YOUR INSTRUCTIONS - Find each line with the word "经计算得到" and copy it.

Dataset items
******
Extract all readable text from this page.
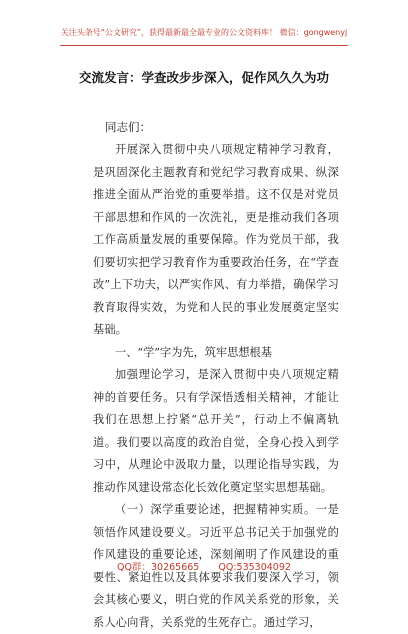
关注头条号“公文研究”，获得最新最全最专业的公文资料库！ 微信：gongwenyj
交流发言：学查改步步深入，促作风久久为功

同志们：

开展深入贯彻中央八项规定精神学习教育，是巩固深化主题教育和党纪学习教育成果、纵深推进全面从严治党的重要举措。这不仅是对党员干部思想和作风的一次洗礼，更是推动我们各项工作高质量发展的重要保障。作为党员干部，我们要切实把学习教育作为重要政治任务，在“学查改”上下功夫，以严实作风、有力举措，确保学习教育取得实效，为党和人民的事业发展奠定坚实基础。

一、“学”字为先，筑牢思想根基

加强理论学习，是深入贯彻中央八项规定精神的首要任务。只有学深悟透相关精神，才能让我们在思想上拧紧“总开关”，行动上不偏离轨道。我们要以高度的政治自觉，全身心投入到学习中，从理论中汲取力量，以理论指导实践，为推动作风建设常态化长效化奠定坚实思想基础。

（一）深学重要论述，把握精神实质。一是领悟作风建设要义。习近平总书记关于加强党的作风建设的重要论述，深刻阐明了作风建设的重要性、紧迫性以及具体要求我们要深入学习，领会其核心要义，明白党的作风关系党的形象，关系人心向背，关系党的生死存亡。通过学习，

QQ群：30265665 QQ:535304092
******
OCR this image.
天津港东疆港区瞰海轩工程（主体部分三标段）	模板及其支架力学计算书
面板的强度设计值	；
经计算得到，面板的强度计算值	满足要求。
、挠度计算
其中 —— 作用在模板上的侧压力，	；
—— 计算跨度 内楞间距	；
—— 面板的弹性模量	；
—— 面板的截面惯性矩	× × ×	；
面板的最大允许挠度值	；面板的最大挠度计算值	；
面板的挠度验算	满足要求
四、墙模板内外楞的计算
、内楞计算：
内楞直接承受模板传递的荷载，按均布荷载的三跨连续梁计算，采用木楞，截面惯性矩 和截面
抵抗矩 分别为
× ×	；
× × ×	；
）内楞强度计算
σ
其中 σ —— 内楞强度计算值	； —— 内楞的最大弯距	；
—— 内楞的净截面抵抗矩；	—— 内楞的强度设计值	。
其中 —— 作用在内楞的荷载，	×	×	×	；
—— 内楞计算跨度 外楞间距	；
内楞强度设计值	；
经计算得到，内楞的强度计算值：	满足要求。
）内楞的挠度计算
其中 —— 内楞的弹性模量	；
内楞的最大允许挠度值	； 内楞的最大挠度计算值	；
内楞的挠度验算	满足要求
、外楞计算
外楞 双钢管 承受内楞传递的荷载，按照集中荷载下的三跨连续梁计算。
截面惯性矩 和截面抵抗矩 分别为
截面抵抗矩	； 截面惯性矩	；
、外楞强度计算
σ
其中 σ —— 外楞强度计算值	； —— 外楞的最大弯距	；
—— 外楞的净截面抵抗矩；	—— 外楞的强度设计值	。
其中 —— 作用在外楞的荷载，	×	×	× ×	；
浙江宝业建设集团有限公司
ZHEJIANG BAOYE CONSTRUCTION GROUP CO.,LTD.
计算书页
******
WRITTEN RESPONSE -
经计算得到，面板的强度计算值	满足要求。
经计算得到，内楞的强度计算值：	满足要求。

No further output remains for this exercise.